Rewrite the items from the line with "data-point <box>1020 207 1033 220</box>" to the line with "x-tick-label: 2010 <box>1010", replacing "data-point" with "point-marker" and leaving everything else unchanged.

——

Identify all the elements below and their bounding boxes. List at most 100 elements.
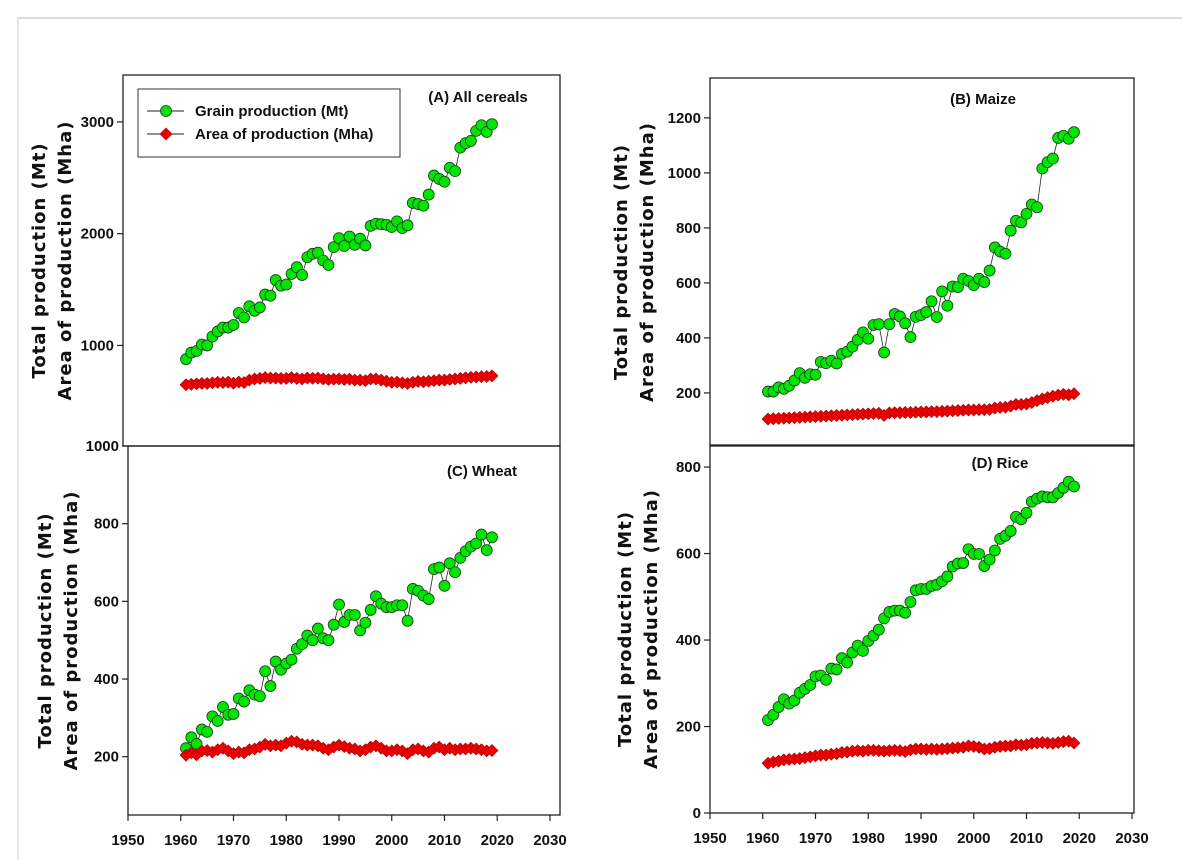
data-point <box>1020 207 1033 220</box>
data-point <box>449 566 461 579</box>
x-tick-label: 1980 <box>270 832 303 849</box>
data-point <box>862 332 875 345</box>
data-point <box>201 339 214 352</box>
data-point <box>322 259 335 271</box>
x-tick-label: 2000 <box>375 832 408 849</box>
y-tick-label: 400 <box>676 632 701 649</box>
data-point <box>872 623 885 636</box>
data-point <box>227 319 240 331</box>
data-point <box>830 357 843 370</box>
x-tick-label: 2020 <box>1063 830 1096 847</box>
y-tick-label: 1000 <box>668 165 701 182</box>
data-point <box>983 264 996 277</box>
x-tick-label: 2010 <box>1010 830 1043 847</box>
x-tick-label: 2030 <box>533 832 566 849</box>
data-point <box>941 570 954 583</box>
y-axis-label-production: Total production (Mt) <box>35 512 56 748</box>
x-tick-label: 1990 <box>322 832 355 849</box>
data-point <box>311 622 324 635</box>
data-point <box>227 708 240 720</box>
legend-circle-marker <box>160 105 172 117</box>
x-tick-label: 2020 <box>481 832 514 849</box>
data-point <box>396 599 409 612</box>
panel-title: (D) Rice <box>972 455 1029 472</box>
y-axis-label-area: Area of production (Mha) <box>637 122 658 402</box>
data-point <box>485 369 499 383</box>
series-grain-production <box>762 126 1080 398</box>
data-point <box>1068 480 1080 493</box>
data-point <box>1031 201 1043 214</box>
x-tick-label: 1950 <box>693 830 726 847</box>
data-point <box>1067 387 1081 401</box>
data-point <box>253 690 266 703</box>
x-tick-label: 2000 <box>957 830 990 847</box>
data-point <box>475 528 488 541</box>
y-tick-label: 600 <box>676 546 701 563</box>
y-axis-label-area: Area of production (Mha) <box>641 489 662 769</box>
data-point <box>883 318 896 331</box>
figure-frame-left <box>17 17 19 860</box>
data-point <box>449 165 461 178</box>
data-point <box>841 656 854 669</box>
y-tick-label: 400 <box>676 330 701 347</box>
x-tick-label: 1960 <box>746 830 779 847</box>
panel-c: 200 400 600 800 1000 1950 1960 1970 1980 1990 2000… <box>35 438 567 849</box>
data-point <box>264 289 277 302</box>
y-axis-label-production: Total production (Mt) <box>29 142 50 378</box>
data-point <box>486 118 498 131</box>
data-point <box>464 135 477 147</box>
series-area-of-production <box>761 734 1081 770</box>
data-point <box>359 616 372 629</box>
y-tick-label: 600 <box>94 593 119 610</box>
data-point <box>359 239 372 252</box>
data-point <box>1046 152 1059 165</box>
legend: Grain production (Mt) Area of production … <box>137 88 401 158</box>
data-point <box>930 311 943 323</box>
data-point <box>857 644 869 657</box>
data-point <box>809 368 822 381</box>
data-point <box>936 285 948 298</box>
y-axis-label-production: Total production (Mt) <box>611 144 632 380</box>
y-tick-label: 800 <box>94 516 119 533</box>
figure-frame-top <box>17 17 1182 19</box>
data-point <box>211 715 224 727</box>
y-axis-label-production: Total production (Mt) <box>615 511 636 747</box>
data-point <box>322 634 335 647</box>
data-point <box>820 673 832 686</box>
data-point <box>920 306 933 318</box>
data-point <box>422 593 435 605</box>
data-point <box>830 663 843 676</box>
data-point <box>872 318 885 331</box>
data-point <box>333 598 345 611</box>
y-tick-label: 2000 <box>81 226 114 243</box>
data-point <box>925 295 938 308</box>
y-tick-label: 200 <box>676 719 701 736</box>
data-point <box>1004 525 1017 537</box>
data-point <box>904 596 917 608</box>
data-point <box>804 679 817 691</box>
x-tick-label: 1950 <box>111 832 144 849</box>
data-point <box>485 744 499 757</box>
data-point <box>259 665 272 678</box>
data-point <box>422 188 435 201</box>
panel-title: (C) Wheat <box>447 463 517 480</box>
plot-frame <box>709 444 1135 814</box>
y-tick-label: 200 <box>94 749 119 766</box>
data-point <box>238 311 250 324</box>
data-point <box>438 175 451 188</box>
data-point <box>952 281 964 293</box>
data-point <box>978 276 991 288</box>
data-point <box>480 544 493 556</box>
data-point <box>417 199 430 212</box>
y-tick-label: 400 <box>94 671 119 688</box>
panel-title: (A) All cereals <box>428 89 528 106</box>
y-tick-label: 3000 <box>81 114 114 131</box>
data-point <box>438 579 451 592</box>
y-tick-label: 0 <box>693 805 701 822</box>
data-point <box>878 346 890 359</box>
data-point <box>899 317 912 330</box>
x-tick-label: 2030 <box>1115 830 1148 847</box>
data-point <box>264 680 277 692</box>
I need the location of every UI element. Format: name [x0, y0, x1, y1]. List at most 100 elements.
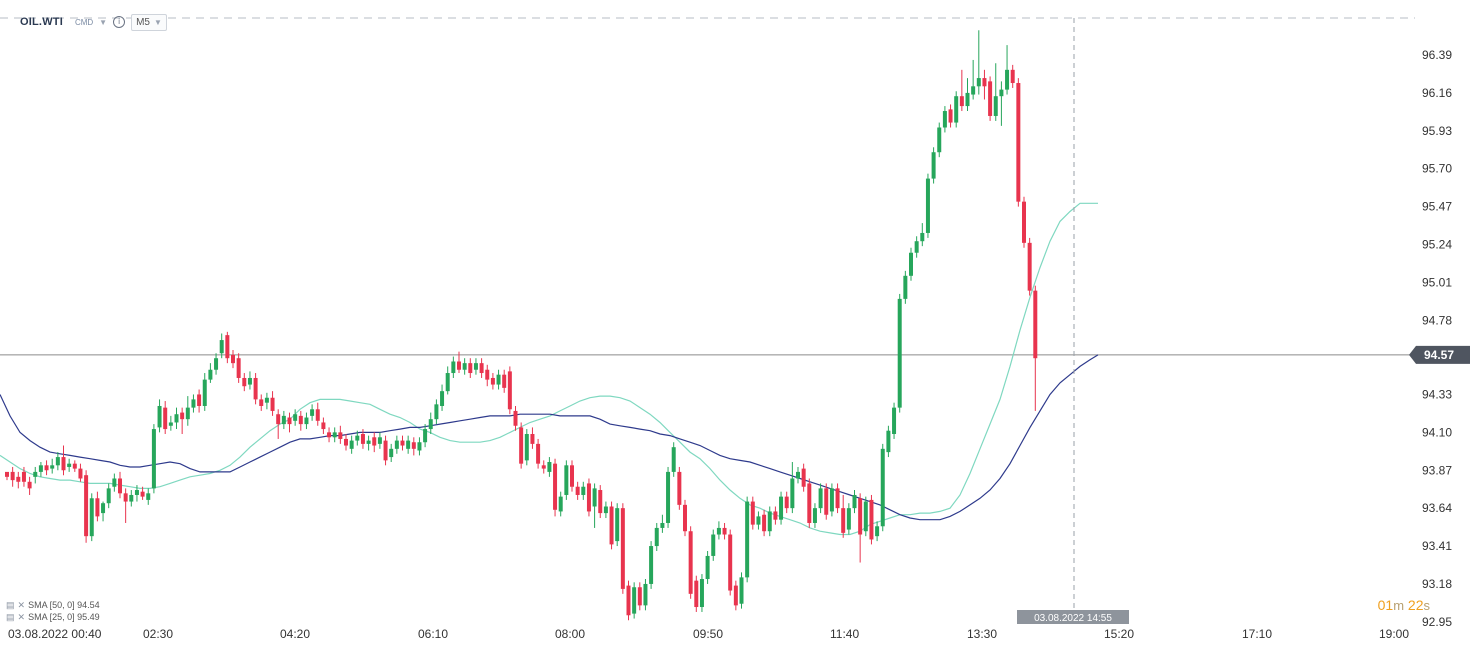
candle-body[interactable] [10, 471, 15, 481]
candle-body[interactable] [993, 96, 998, 116]
candle-body[interactable] [84, 475, 89, 537]
candle-body[interactable] [914, 241, 919, 253]
candle-body[interactable] [1027, 242, 1032, 291]
candle-body[interactable] [705, 555, 710, 580]
candle-body[interactable] [151, 429, 156, 489]
candle-body[interactable] [1033, 290, 1038, 359]
timeframe-select[interactable]: M5 ▼ [131, 13, 167, 31]
candle-body[interactable] [287, 417, 292, 425]
candle-body[interactable] [50, 465, 55, 469]
candle-body[interactable] [643, 583, 648, 606]
candle-body[interactable] [965, 92, 970, 107]
candle-body[interactable] [394, 440, 399, 449]
candle-body[interactable] [293, 414, 298, 421]
candle-body[interactable] [660, 522, 665, 528]
candle-body[interactable] [310, 409, 315, 416]
candle-body[interactable] [462, 363, 467, 370]
candle-body[interactable] [818, 488, 823, 509]
candle-body[interactable] [903, 275, 908, 299]
candle-body[interactable] [954, 96, 959, 123]
candle-body[interactable] [61, 457, 66, 471]
candle-body[interactable] [773, 511, 778, 520]
close-icon[interactable]: ✕ [17, 612, 26, 622]
candle-body[interactable] [626, 585, 631, 616]
candle-body[interactable] [1010, 69, 1015, 84]
candle-body[interactable] [123, 493, 128, 502]
candle-body[interactable] [55, 457, 60, 466]
candle-body[interactable] [762, 514, 767, 532]
candle-body[interactable] [168, 422, 173, 426]
candle-body[interactable] [21, 471, 26, 482]
candle-body[interactable] [276, 414, 281, 425]
candle-body[interactable] [457, 361, 461, 370]
candle-body[interactable] [332, 432, 337, 438]
candle-body[interactable] [451, 361, 456, 374]
candle-body[interactable] [812, 508, 817, 523]
legend-item-sma25[interactable]: ▤ ✕ SMA [25, 0] 95.49 [6, 611, 100, 623]
candle-body[interactable] [118, 478, 122, 494]
candle-body[interactable] [411, 442, 416, 449]
candle-body[interactable] [620, 508, 625, 589]
candle-body[interactable] [389, 448, 394, 458]
candle-body[interactable] [349, 440, 354, 449]
candle-body[interactable] [869, 499, 874, 540]
candle-body[interactable] [892, 407, 897, 434]
candle-body[interactable] [677, 471, 682, 505]
candle-body[interactable] [925, 178, 930, 233]
candle-body[interactable] [16, 476, 21, 482]
candle-body[interactable] [541, 465, 546, 469]
candle-body[interactable] [807, 483, 812, 523]
candle-body[interactable] [327, 432, 332, 438]
candle-body[interactable] [417, 442, 422, 451]
candle-body[interactable] [197, 394, 202, 406]
candle-body[interactable] [999, 89, 1004, 97]
candle-body[interactable] [920, 232, 925, 242]
candle-body[interactable] [711, 534, 716, 556]
candle-body[interactable] [101, 503, 106, 514]
candle-body[interactable] [163, 407, 168, 430]
candle-body[interactable] [129, 494, 134, 502]
candle-body[interactable] [44, 465, 49, 471]
candle-body[interactable] [948, 109, 953, 123]
chevron-down-icon[interactable]: ▼ [99, 17, 108, 27]
candle-body[interactable] [140, 491, 145, 497]
candle-body[interactable] [570, 465, 574, 487]
candle-body[interactable] [875, 526, 880, 537]
candle-body[interactable] [931, 152, 936, 179]
candle-body[interactable] [739, 577, 744, 604]
candle-body[interactable] [496, 374, 501, 385]
candle-body[interactable] [897, 298, 902, 408]
candle-body[interactable] [784, 496, 789, 509]
candle-body[interactable] [1005, 69, 1010, 90]
candle-body[interactable] [247, 377, 252, 385]
candle-body[interactable] [971, 86, 976, 95]
candle-body[interactable] [547, 462, 552, 472]
candle-body[interactable] [846, 508, 851, 530]
candle-body[interactable] [473, 363, 478, 370]
candle-body[interactable] [264, 397, 269, 403]
candle-body[interactable] [586, 483, 591, 512]
candle-body[interactable] [5, 471, 9, 477]
candle-body[interactable] [575, 486, 580, 495]
close-icon[interactable]: ✕ [17, 600, 26, 610]
candle-body[interactable] [360, 434, 365, 444]
candle-body[interactable] [33, 471, 38, 477]
candle-body[interactable] [366, 440, 371, 444]
candle-body[interactable] [942, 111, 947, 128]
candle-body[interactable] [564, 465, 569, 495]
candle-body[interactable] [988, 81, 993, 116]
candle-body[interactable] [959, 96, 964, 107]
candle-body[interactable] [38, 465, 43, 472]
candle-body[interactable] [852, 494, 857, 509]
candle-body[interactable] [434, 404, 439, 420]
candle-body[interactable] [502, 374, 507, 388]
candle-body[interactable] [225, 335, 230, 359]
symbol-label[interactable]: OIL.WTI [20, 16, 63, 28]
candle-body[interactable] [688, 531, 693, 594]
candle-body[interactable] [27, 481, 32, 489]
candle-body[interactable] [423, 429, 428, 443]
candle-body[interactable] [191, 399, 196, 408]
candle-body[interactable] [78, 468, 83, 479]
candle-body[interactable] [259, 399, 264, 406]
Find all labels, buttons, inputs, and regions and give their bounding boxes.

——

• **Problem solution**:
point-marker <box>1020 207 1033 220</box>
point-marker <box>449 566 461 579</box>
x-tick-label: 1980 <box>270 832 303 849</box>
point-marker <box>862 332 875 345</box>
point-marker <box>201 339 214 352</box>
point-marker <box>322 259 335 271</box>
x-tick-label: 2000 <box>375 832 408 849</box>
y-tick-label: 400 <box>676 632 701 649</box>
point-marker <box>872 623 885 636</box>
point-marker <box>227 319 240 331</box>
point-marker <box>830 357 843 370</box>
x-tick-label: 2020 <box>1063 830 1096 847</box>
y-tick-label: 1000 <box>668 165 701 182</box>
point-marker <box>983 264 996 277</box>
x-tick-label: 2010 <box>1010 830 1043 847</box>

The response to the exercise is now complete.